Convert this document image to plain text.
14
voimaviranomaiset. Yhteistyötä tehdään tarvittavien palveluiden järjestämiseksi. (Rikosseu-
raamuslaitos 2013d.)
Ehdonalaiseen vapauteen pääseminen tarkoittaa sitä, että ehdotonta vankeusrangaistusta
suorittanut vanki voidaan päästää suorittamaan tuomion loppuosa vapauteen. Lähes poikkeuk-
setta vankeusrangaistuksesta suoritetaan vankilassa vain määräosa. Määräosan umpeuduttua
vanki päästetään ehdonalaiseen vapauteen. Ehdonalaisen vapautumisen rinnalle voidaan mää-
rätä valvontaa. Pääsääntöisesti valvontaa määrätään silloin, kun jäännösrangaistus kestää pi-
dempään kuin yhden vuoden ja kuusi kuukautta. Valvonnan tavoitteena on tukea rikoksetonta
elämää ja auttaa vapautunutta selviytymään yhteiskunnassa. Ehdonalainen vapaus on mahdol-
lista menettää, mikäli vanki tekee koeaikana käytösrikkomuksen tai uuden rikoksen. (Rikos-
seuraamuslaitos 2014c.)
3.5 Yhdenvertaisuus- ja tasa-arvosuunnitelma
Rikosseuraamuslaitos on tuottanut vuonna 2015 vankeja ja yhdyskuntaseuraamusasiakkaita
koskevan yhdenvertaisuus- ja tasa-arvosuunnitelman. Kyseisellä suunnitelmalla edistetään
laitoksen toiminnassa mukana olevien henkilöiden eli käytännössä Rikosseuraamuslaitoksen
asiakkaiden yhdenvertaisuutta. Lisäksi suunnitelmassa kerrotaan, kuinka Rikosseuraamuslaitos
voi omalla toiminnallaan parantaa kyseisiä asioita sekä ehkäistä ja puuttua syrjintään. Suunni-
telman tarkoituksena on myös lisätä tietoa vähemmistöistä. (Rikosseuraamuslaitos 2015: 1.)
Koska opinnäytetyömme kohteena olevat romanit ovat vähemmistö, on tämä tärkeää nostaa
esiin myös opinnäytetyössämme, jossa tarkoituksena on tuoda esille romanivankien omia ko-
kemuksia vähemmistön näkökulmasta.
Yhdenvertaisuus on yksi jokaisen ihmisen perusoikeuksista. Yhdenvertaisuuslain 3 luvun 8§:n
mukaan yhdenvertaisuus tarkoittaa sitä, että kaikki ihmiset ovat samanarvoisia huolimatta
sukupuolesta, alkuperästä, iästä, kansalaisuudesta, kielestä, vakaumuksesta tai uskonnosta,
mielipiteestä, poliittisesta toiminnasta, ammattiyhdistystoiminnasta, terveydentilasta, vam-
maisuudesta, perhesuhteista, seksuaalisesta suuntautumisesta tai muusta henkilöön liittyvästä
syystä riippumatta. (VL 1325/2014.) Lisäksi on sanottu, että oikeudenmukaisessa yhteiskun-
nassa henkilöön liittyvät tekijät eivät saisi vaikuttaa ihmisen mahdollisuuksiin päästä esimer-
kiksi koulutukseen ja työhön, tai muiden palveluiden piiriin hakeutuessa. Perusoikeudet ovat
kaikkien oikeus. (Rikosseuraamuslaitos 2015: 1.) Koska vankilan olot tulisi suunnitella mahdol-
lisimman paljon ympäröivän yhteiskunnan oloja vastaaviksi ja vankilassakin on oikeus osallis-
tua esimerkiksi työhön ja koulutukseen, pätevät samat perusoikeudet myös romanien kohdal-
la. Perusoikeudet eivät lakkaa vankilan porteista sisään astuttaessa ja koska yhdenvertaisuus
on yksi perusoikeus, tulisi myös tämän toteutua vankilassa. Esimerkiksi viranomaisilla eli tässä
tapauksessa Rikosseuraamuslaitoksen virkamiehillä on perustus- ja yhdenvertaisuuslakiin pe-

§ **Work to complete**
What do the records say? Quote them all exactly.

§ **Output for this task**
Convert this document image to plain text.
14
voimaviranomaiset. Yhteistyötä tehdään tarvittavien palveluiden järjestämiseksi. (Rikosseu-
raamuslaitos 2013d.)
Ehdonalaiseen vapauteen pääseminen tarkoittaa sitä, että ehdotonta vankeusrangaistusta
suorittanut vanki voidaan päästää suorittamaan tuomion loppuosa vapauteen. Lähes poikkeuk-
setta vankeusrangaistuksesta suoritetaan vankilassa vain määräosa. Määräosan umpeuduttua
vanki päästetään ehdonalaiseen vapauteen. Ehdonalaisen vapautumisen rinnalle voidaan mää-
rätä valvontaa. Pääsääntöisesti valvontaa määrätään silloin, kun jäännösrangaistus kestää pi-
dempään kuin yhden vuoden ja kuusi kuukautta. Valvonnan tavoitteena on tukea rikoksetonta
elämää ja auttaa vapautunutta selviytymään yhteiskunnassa. Ehdonalainen vapaus on mahdol-
lista menettää, mikäli vanki tekee koeaikana käytösrikkomuksen tai uuden rikoksen. (Rikos-
seuraamuslaitos 2014c.)
3.5 Yhdenvertaisuus- ja tasa-arvosuunnitelma
Rikosseuraamuslaitos on tuottanut vuonna 2015 vankeja ja yhdyskuntaseuraamusasiakkaita
koskevan yhdenvertaisuus- ja tasa-arvosuunnitelman. Kyseisellä suunnitelmalla edistetään
laitoksen toiminnassa mukana olevien henkilöiden eli käytännössä Rikosseuraamuslaitoksen
asiakkaiden yhdenvertaisuutta. Lisäksi suunnitelmassa kerrotaan, kuinka Rikosseuraamuslaitos
voi omalla toiminnallaan parantaa kyseisiä asioita sekä ehkäistä ja puuttua syrjintään. Suunni-
telman tarkoituksena on myös lisätä tietoa vähemmistöistä. (Rikosseuraamuslaitos 2015: 1.)
Koska opinnäytetyömme kohteena olevat romanit ovat vähemmistö, on tämä tärkeää nostaa
esiin myös opinnäytetyössämme, jossa tarkoituksena on tuoda esille romanivankien omia ko-
kemuksia vähemmistön näkökulmasta.
Yhdenvertaisuus on yksi jokaisen ihmisen perusoikeuksista. Yhdenvertaisuuslain 3 luvun 8§:n
mukaan yhdenvertaisuus tarkoittaa sitä, että kaikki ihmiset ovat samanarvoisia huolimatta
sukupuolesta, alkuperästä, iästä, kansalaisuudesta, kielestä, vakaumuksesta tai uskonnosta,
mielipiteestä, poliittisesta toiminnasta, ammattiyhdistystoiminnasta, terveydentilasta, vam-
maisuudesta, perhesuhteista, seksuaalisesta suuntautumisesta tai muusta henkilöön liittyvästä
syystä riippumatta. (VL 1325/2014.) Lisäksi on sanottu, että oikeudenmukaisessa yhteiskun-
nassa henkilöön liittyvät tekijät eivät saisi vaikuttaa ihmisen mahdollisuuksiin päästä esimer-
kiksi koulutukseen ja työhön, tai muiden palveluiden piiriin hakeutuessa. Perusoikeudet ovat
kaikkien oikeus. (Rikosseuraamuslaitos 2015: 1.) Koska vankilan olot tulisi suunnitella mahdol-
lisimman paljon ympäröivän yhteiskunnan oloja vastaaviksi ja vankilassakin on oikeus osallis-
tua esimerkiksi työhön ja koulutukseen, pätevät samat perusoikeudet myös romanien kohdal-
la. Perusoikeudet eivät lakkaa vankilan porteista sisään astuttaessa ja koska yhdenvertaisuus
on yksi perusoikeus, tulisi myös tämän toteutua vankilassa. Esimerkiksi viranomaisilla eli tässä
tapauksessa Rikosseuraamuslaitoksen virkamiehillä on perustus- ja yhdenvertaisuuslakiin pe-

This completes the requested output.